Given problem: Transcribe each of the records below exactly, excluding all pictures.

-- Input for this task start --

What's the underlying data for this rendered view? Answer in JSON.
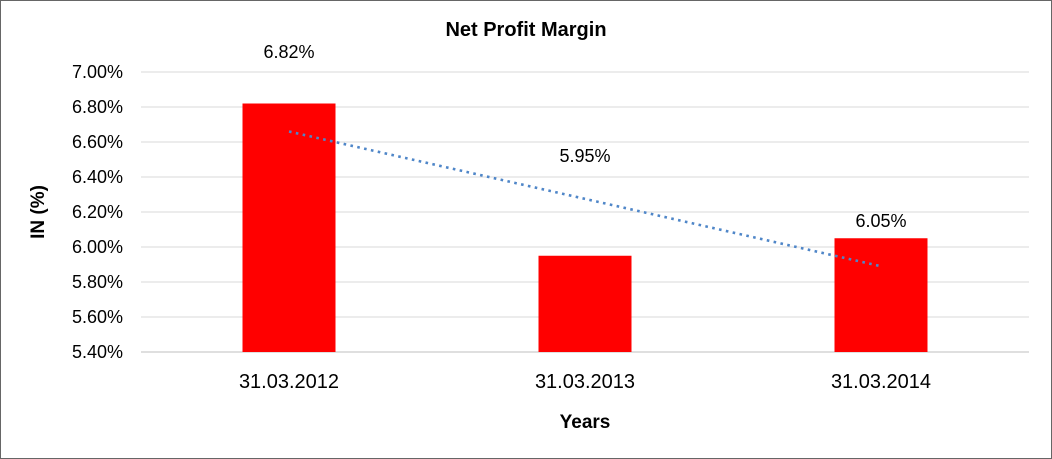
{
  "chart_data": {
    "type": "bar",
    "title": "Net Profit Margin",
    "xlabel": "Years",
    "ylabel": "IN (%)",
    "categories": [
      "31.03.2012",
      "31.03.2013",
      "31.03.2014"
    ],
    "values": [
      6.82,
      5.95,
      6.05
    ],
    "data_labels": [
      "6.82%",
      "5.95%",
      "6.05%"
    ],
    "ylim": [
      5.4,
      7.0
    ],
    "ytick_step": 0.2,
    "yticks": [
      {
        "value": 7.0,
        "label": "7.00%"
      },
      {
        "value": 6.8,
        "label": "6.80%"
      },
      {
        "value": 6.6,
        "label": "6.60%"
      },
      {
        "value": 6.4,
        "label": "6.40%"
      },
      {
        "value": 6.2,
        "label": "6.20%"
      },
      {
        "value": 6.0,
        "label": "6.00%"
      },
      {
        "value": 5.8,
        "label": "5.80%"
      },
      {
        "value": 5.6,
        "label": "5.60%"
      },
      {
        "value": 5.4,
        "label": "5.40%"
      }
    ],
    "grid": true,
    "legend": "none",
    "series_color": "#FF0000",
    "trendline": {
      "style": "dotted",
      "color": "#4F86C8",
      "start_value": 6.66,
      "end_value": 5.89
    }
  },
  "colors": {
    "bar": "#FF0000",
    "trendline": "#4F86C8",
    "gridline": "#D9D9D9",
    "axis_line": "#BFBFBF",
    "border": "#666666",
    "text": "#000000",
    "background": "#FFFFFF"
  }
}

-- Input for this task end --

The response:
What's the underlying data for this rendered view? Answer in JSON.
{
  "chart_data": {
    "type": "bar",
    "title": "Net Profit Margin",
    "xlabel": "Years",
    "ylabel": "IN (%)",
    "categories": [
      "31.03.2012",
      "31.03.2013",
      "31.03.2014"
    ],
    "values": [
      6.82,
      5.95,
      6.05
    ],
    "data_labels": [
      "6.82%",
      "5.95%",
      "6.05%"
    ],
    "ylim": [
      5.4,
      7.0
    ],
    "ytick_step": 0.2,
    "yticks": [
      {
        "value": 7.0,
        "label": "7.00%"
      },
      {
        "value": 6.8,
        "label": "6.80%"
      },
      {
        "value": 6.6,
        "label": "6.60%"
      },
      {
        "value": 6.4,
        "label": "6.40%"
      },
      {
        "value": 6.2,
        "label": "6.20%"
      },
      {
        "value": 6.0,
        "label": "6.00%"
      },
      {
        "value": 5.8,
        "label": "5.80%"
      },
      {
        "value": 5.6,
        "label": "5.60%"
      },
      {
        "value": 5.4,
        "label": "5.40%"
      }
    ],
    "grid": true,
    "legend": "none",
    "series_color": "#FF0000",
    "trendline": {
      "style": "dotted",
      "color": "#4F86C8",
      "start_value": 6.66,
      "end_value": 5.89
    }
  },
  "colors": {
    "bar": "#FF0000",
    "trendline": "#4F86C8",
    "gridline": "#D9D9D9",
    "axis_line": "#BFBFBF",
    "border": "#666666",
    "text": "#000000",
    "background": "#FFFFFF"
  }
}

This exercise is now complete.